Layout annotation data
[start]

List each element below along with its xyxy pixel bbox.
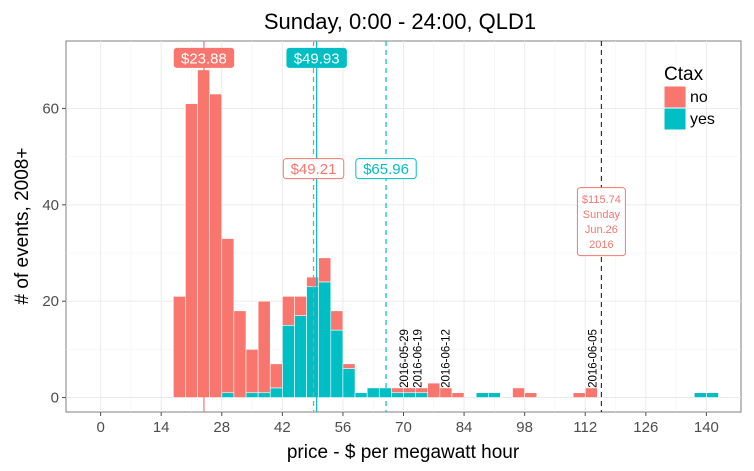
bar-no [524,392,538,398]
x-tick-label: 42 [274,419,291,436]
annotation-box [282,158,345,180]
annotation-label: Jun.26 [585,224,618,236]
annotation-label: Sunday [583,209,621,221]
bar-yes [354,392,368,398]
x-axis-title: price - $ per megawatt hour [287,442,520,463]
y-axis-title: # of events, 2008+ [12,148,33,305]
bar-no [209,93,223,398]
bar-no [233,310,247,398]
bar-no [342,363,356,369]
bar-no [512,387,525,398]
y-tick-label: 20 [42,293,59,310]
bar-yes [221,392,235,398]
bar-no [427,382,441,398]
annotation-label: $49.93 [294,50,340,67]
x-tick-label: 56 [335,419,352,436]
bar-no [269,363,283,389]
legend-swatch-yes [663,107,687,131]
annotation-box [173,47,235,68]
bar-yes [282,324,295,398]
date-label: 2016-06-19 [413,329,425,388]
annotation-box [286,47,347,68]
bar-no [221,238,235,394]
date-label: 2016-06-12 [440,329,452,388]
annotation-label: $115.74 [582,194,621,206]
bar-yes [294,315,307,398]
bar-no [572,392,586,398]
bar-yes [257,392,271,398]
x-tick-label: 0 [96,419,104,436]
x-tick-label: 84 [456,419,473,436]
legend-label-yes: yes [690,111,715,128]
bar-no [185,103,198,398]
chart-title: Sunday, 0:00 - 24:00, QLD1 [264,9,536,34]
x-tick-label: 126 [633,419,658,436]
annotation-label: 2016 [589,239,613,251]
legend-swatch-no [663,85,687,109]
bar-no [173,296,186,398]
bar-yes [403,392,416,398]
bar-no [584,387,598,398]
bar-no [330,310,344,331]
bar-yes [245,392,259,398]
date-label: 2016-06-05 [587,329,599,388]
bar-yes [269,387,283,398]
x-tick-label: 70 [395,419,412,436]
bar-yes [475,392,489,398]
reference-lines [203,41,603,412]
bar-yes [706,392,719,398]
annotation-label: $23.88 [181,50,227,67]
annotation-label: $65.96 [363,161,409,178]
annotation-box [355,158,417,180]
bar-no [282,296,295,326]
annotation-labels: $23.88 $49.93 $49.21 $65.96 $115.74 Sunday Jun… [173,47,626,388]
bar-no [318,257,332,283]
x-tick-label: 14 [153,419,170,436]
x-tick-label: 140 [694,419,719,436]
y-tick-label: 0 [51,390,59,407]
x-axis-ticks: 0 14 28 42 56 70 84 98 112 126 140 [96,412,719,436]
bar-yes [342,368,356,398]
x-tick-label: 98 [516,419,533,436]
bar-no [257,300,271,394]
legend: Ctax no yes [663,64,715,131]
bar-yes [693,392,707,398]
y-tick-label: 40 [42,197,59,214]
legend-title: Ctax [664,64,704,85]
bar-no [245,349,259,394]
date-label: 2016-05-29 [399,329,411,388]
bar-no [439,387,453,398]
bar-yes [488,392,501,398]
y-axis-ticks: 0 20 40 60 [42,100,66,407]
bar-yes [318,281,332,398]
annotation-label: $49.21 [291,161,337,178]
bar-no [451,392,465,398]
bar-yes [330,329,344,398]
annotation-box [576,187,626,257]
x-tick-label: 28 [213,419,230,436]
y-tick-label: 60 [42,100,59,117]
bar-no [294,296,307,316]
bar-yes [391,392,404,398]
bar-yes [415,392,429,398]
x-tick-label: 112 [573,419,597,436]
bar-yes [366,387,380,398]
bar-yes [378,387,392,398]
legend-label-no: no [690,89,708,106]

[end]

■ PROBLEM REQUIREMENTS: Please show each line from the data above that contains the string "date".

■ SOLUTION TO THE EXERCISE:
date-label: 2016-06-19 [413,329,425,388]
date-label: 2016-06-12 [440,329,452,388]
date-label: 2016-06-05 [587,329,599,388]
date-label: 2016-05-29 [399,329,411,388]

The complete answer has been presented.